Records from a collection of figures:
----
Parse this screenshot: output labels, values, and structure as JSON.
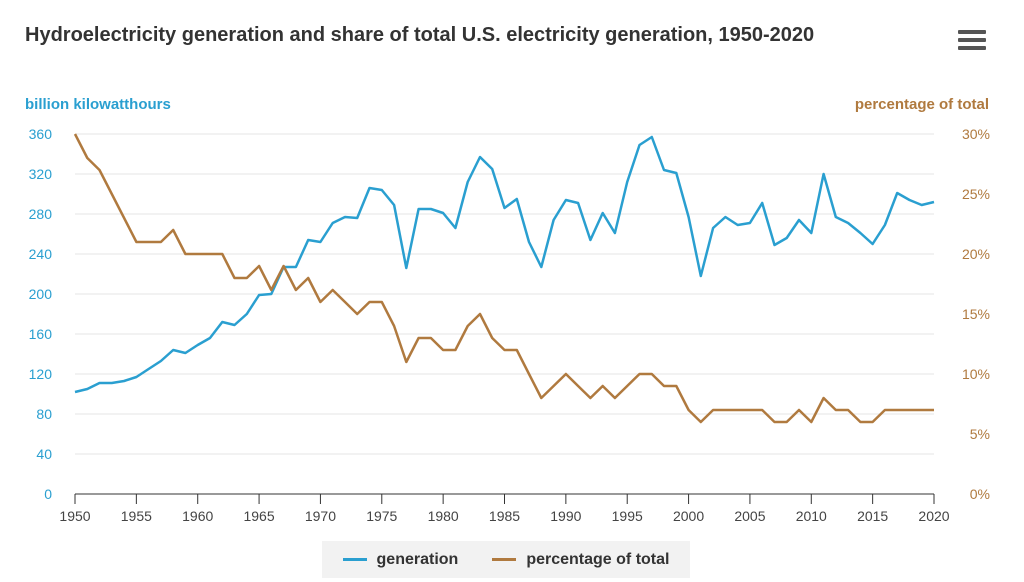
{
  "header": {
    "title": "Hydroelectricity generation and share of total U.S. electricity generation, 1950-2020",
    "menu_icon": "hamburger-menu-icon"
  },
  "chart_data": {
    "type": "line",
    "title": "Hydroelectricity generation and share of total U.S. electricity generation, 1950-2020",
    "ylabel_left": "billion kilowatthours",
    "ylabel_right": "percentage of total",
    "ylim_left": [
      0,
      360
    ],
    "ylim_right": [
      0,
      30
    ],
    "xlim": [
      1950,
      2020
    ],
    "grid": true,
    "legend_placement": "bottom",
    "x_ticks": [
      "1950",
      "1955",
      "1960",
      "1965",
      "1970",
      "1975",
      "1980",
      "1985",
      "1990",
      "1995",
      "2000",
      "2005",
      "2010",
      "2015",
      "2020"
    ],
    "y_ticks_left": [
      "0",
      "40",
      "80",
      "120",
      "160",
      "200",
      "240",
      "280",
      "320",
      "360"
    ],
    "y_ticks_right": [
      "0%",
      "5%",
      "10%",
      "15%",
      "20%",
      "25%",
      "30%"
    ],
    "x": [
      1950,
      1951,
      1952,
      1953,
      1954,
      1955,
      1956,
      1957,
      1958,
      1959,
      1960,
      1961,
      1962,
      1963,
      1964,
      1965,
      1966,
      1967,
      1968,
      1969,
      1970,
      1971,
      1972,
      1973,
      1974,
      1975,
      1976,
      1977,
      1978,
      1979,
      1980,
      1981,
      1982,
      1983,
      1984,
      1985,
      1986,
      1987,
      1988,
      1989,
      1990,
      1991,
      1992,
      1993,
      1994,
      1995,
      1996,
      1997,
      1998,
      1999,
      2000,
      2001,
      2002,
      2003,
      2004,
      2005,
      2006,
      2007,
      2008,
      2009,
      2010,
      2011,
      2012,
      2013,
      2014,
      2015,
      2016,
      2017,
      2018,
      2019,
      2020
    ],
    "series": [
      {
        "name": "generation",
        "axis": "left",
        "color": "#2a9fd0",
        "values": [
          102,
          105,
          111,
          111,
          113,
          117,
          125,
          133,
          144,
          141,
          149,
          156,
          172,
          169,
          180,
          199,
          200,
          227,
          227,
          254,
          252,
          271,
          277,
          276,
          306,
          304,
          289,
          226,
          285,
          285,
          281,
          266,
          312,
          337,
          325,
          286,
          295,
          252,
          227,
          274,
          294,
          291,
          254,
          281,
          261,
          312,
          349,
          357,
          324,
          321,
          277,
          218,
          266,
          277,
          269,
          271,
          291,
          249,
          256,
          274,
          261,
          320,
          277,
          271,
          261,
          250,
          269,
          301,
          294,
          289,
          292
        ]
      },
      {
        "name": "percentage of total",
        "axis": "right",
        "color": "#b07a3f",
        "values": [
          30,
          28,
          27,
          25,
          23,
          21,
          21,
          21,
          22,
          20,
          20,
          20,
          20,
          18,
          18,
          19,
          17,
          19,
          17,
          18,
          16,
          17,
          16,
          15,
          16,
          16,
          14,
          11,
          13,
          13,
          12,
          12,
          14,
          15,
          13,
          12,
          12,
          10,
          8,
          9,
          10,
          9,
          8,
          9,
          8,
          9,
          10,
          10,
          9,
          9,
          7,
          6,
          7,
          7,
          7,
          7,
          7,
          6,
          6,
          7,
          6,
          8,
          7,
          7,
          6,
          6,
          7,
          7,
          7,
          7,
          7
        ]
      }
    ]
  },
  "legend": {
    "items": [
      {
        "label": "generation",
        "color": "#2a9fd0"
      },
      {
        "label": "percentage of total",
        "color": "#b07a3f"
      }
    ]
  }
}
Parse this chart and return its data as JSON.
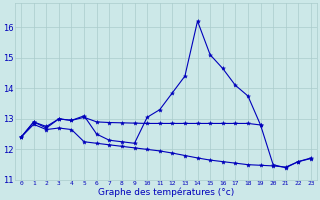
{
  "xlabel": "Graphe des températures (°c)",
  "bg_color": "#cce8e8",
  "line_color": "#0000bb",
  "grid_color": "#aacccc",
  "xlim": [
    -0.5,
    23.5
  ],
  "ylim": [
    11.0,
    16.8
  ],
  "yticks": [
    11,
    12,
    13,
    14,
    15,
    16
  ],
  "xticks": [
    0,
    1,
    2,
    3,
    4,
    5,
    6,
    7,
    8,
    9,
    10,
    11,
    12,
    13,
    14,
    15,
    16,
    17,
    18,
    19,
    20,
    21,
    22,
    23
  ],
  "series": [
    {
      "x": [
        0,
        1,
        2,
        3,
        4,
        5,
        6,
        7,
        8,
        9,
        10,
        11,
        12,
        13,
        14,
        15,
        16,
        17,
        18,
        19,
        20,
        21,
        22,
        23
      ],
      "y": [
        12.4,
        12.9,
        12.7,
        13.0,
        12.95,
        13.1,
        12.5,
        12.3,
        12.25,
        12.2,
        13.05,
        13.3,
        13.85,
        14.4,
        16.2,
        15.1,
        14.65,
        14.1,
        13.75,
        12.8,
        11.5,
        11.4,
        11.6,
        11.7
      ]
    },
    {
      "x": [
        0,
        1,
        2,
        3,
        4,
        5,
        6,
        7,
        8,
        9,
        10,
        11,
        12,
        13,
        14,
        15,
        16,
        17,
        18,
        19
      ],
      "y": [
        12.4,
        12.9,
        12.75,
        13.0,
        12.95,
        13.05,
        12.9,
        12.88,
        12.87,
        12.86,
        12.85,
        12.85,
        12.85,
        12.85,
        12.85,
        12.85,
        12.85,
        12.85,
        12.85,
        12.8
      ]
    },
    {
      "x": [
        0,
        1,
        2,
        3,
        4,
        5,
        6,
        7,
        8,
        9,
        10,
        11,
        12,
        13,
        14,
        15,
        16,
        17,
        18,
        19,
        20,
        21,
        22,
        23
      ],
      "y": [
        12.4,
        12.82,
        12.65,
        12.7,
        12.65,
        12.25,
        12.2,
        12.15,
        12.1,
        12.05,
        12.0,
        11.95,
        11.88,
        11.8,
        11.72,
        11.65,
        11.6,
        11.55,
        11.5,
        11.48,
        11.46,
        11.42,
        11.6,
        11.72
      ]
    }
  ]
}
----
Goal: Print each entry shown above with exact wording and no pictures.

Worked answer:
Parse this screenshot: output labels, values, and structure as JSON.
{
  "header": {
    "title": "Hydroelectricity generation and share of total U.S. electricity generation, 1950-2020",
    "menu_icon": "hamburger-menu-icon"
  },
  "chart_data": {
    "type": "line",
    "title": "Hydroelectricity generation and share of total U.S. electricity generation, 1950-2020",
    "ylabel_left": "billion kilowatthours",
    "ylabel_right": "percentage of total",
    "ylim_left": [
      0,
      360
    ],
    "ylim_right": [
      0,
      30
    ],
    "xlim": [
      1950,
      2020
    ],
    "grid": true,
    "legend_placement": "bottom",
    "x_ticks": [
      "1950",
      "1955",
      "1960",
      "1965",
      "1970",
      "1975",
      "1980",
      "1985",
      "1990",
      "1995",
      "2000",
      "2005",
      "2010",
      "2015",
      "2020"
    ],
    "y_ticks_left": [
      "0",
      "40",
      "80",
      "120",
      "160",
      "200",
      "240",
      "280",
      "320",
      "360"
    ],
    "y_ticks_right": [
      "0%",
      "5%",
      "10%",
      "15%",
      "20%",
      "25%",
      "30%"
    ],
    "x": [
      1950,
      1951,
      1952,
      1953,
      1954,
      1955,
      1956,
      1957,
      1958,
      1959,
      1960,
      1961,
      1962,
      1963,
      1964,
      1965,
      1966,
      1967,
      1968,
      1969,
      1970,
      1971,
      1972,
      1973,
      1974,
      1975,
      1976,
      1977,
      1978,
      1979,
      1980,
      1981,
      1982,
      1983,
      1984,
      1985,
      1986,
      1987,
      1988,
      1989,
      1990,
      1991,
      1992,
      1993,
      1994,
      1995,
      1996,
      1997,
      1998,
      1999,
      2000,
      2001,
      2002,
      2003,
      2004,
      2005,
      2006,
      2007,
      2008,
      2009,
      2010,
      2011,
      2012,
      2013,
      2014,
      2015,
      2016,
      2017,
      2018,
      2019,
      2020
    ],
    "series": [
      {
        "name": "generation",
        "axis": "left",
        "color": "#2a9fd0",
        "values": [
          102,
          105,
          111,
          111,
          113,
          117,
          125,
          133,
          144,
          141,
          149,
          156,
          172,
          169,
          180,
          199,
          200,
          227,
          227,
          254,
          252,
          271,
          277,
          276,
          306,
          304,
          289,
          226,
          285,
          285,
          281,
          266,
          312,
          337,
          325,
          286,
          295,
          252,
          227,
          274,
          294,
          291,
          254,
          281,
          261,
          312,
          349,
          357,
          324,
          321,
          277,
          218,
          266,
          277,
          269,
          271,
          291,
          249,
          256,
          274,
          261,
          320,
          277,
          271,
          261,
          250,
          269,
          301,
          294,
          289,
          292
        ]
      },
      {
        "name": "percentage of total",
        "axis": "right",
        "color": "#b07a3f",
        "values": [
          30,
          28,
          27,
          25,
          23,
          21,
          21,
          21,
          22,
          20,
          20,
          20,
          20,
          18,
          18,
          19,
          17,
          19,
          17,
          18,
          16,
          17,
          16,
          15,
          16,
          16,
          14,
          11,
          13,
          13,
          12,
          12,
          14,
          15,
          13,
          12,
          12,
          10,
          8,
          9,
          10,
          9,
          8,
          9,
          8,
          9,
          10,
          10,
          9,
          9,
          7,
          6,
          7,
          7,
          7,
          7,
          7,
          6,
          6,
          7,
          6,
          8,
          7,
          7,
          6,
          6,
          7,
          7,
          7,
          7,
          7
        ]
      }
    ]
  },
  "legend": {
    "items": [
      {
        "label": "generation",
        "color": "#2a9fd0"
      },
      {
        "label": "percentage of total",
        "color": "#b07a3f"
      }
    ]
  }
}
Parse this chart and return its data as JSON.
{
  "xlabel": "Graphe des températures (°c)",
  "bg_color": "#cce8e8",
  "line_color": "#0000bb",
  "grid_color": "#aacccc",
  "xlim": [
    -0.5,
    23.5
  ],
  "ylim": [
    11.0,
    16.8
  ],
  "yticks": [
    11,
    12,
    13,
    14,
    15,
    16
  ],
  "xticks": [
    0,
    1,
    2,
    3,
    4,
    5,
    6,
    7,
    8,
    9,
    10,
    11,
    12,
    13,
    14,
    15,
    16,
    17,
    18,
    19,
    20,
    21,
    22,
    23
  ],
  "series": [
    {
      "x": [
        0,
        1,
        2,
        3,
        4,
        5,
        6,
        7,
        8,
        9,
        10,
        11,
        12,
        13,
        14,
        15,
        16,
        17,
        18,
        19,
        20,
        21,
        22,
        23
      ],
      "y": [
        12.4,
        12.9,
        12.7,
        13.0,
        12.95,
        13.1,
        12.5,
        12.3,
        12.25,
        12.2,
        13.05,
        13.3,
        13.85,
        14.4,
        16.2,
        15.1,
        14.65,
        14.1,
        13.75,
        12.8,
        11.5,
        11.4,
        11.6,
        11.7
      ]
    },
    {
      "x": [
        0,
        1,
        2,
        3,
        4,
        5,
        6,
        7,
        8,
        9,
        10,
        11,
        12,
        13,
        14,
        15,
        16,
        17,
        18,
        19
      ],
      "y": [
        12.4,
        12.9,
        12.75,
        13.0,
        12.95,
        13.05,
        12.9,
        12.88,
        12.87,
        12.86,
        12.85,
        12.85,
        12.85,
        12.85,
        12.85,
        12.85,
        12.85,
        12.85,
        12.85,
        12.8
      ]
    },
    {
      "x": [
        0,
        1,
        2,
        3,
        4,
        5,
        6,
        7,
        8,
        9,
        10,
        11,
        12,
        13,
        14,
        15,
        16,
        17,
        18,
        19,
        20,
        21,
        22,
        23
      ],
      "y": [
        12.4,
        12.82,
        12.65,
        12.7,
        12.65,
        12.25,
        12.2,
        12.15,
        12.1,
        12.05,
        12.0,
        11.95,
        11.88,
        11.8,
        11.72,
        11.65,
        11.6,
        11.55,
        11.5,
        11.48,
        11.46,
        11.42,
        11.6,
        11.72
      ]
    }
  ]
}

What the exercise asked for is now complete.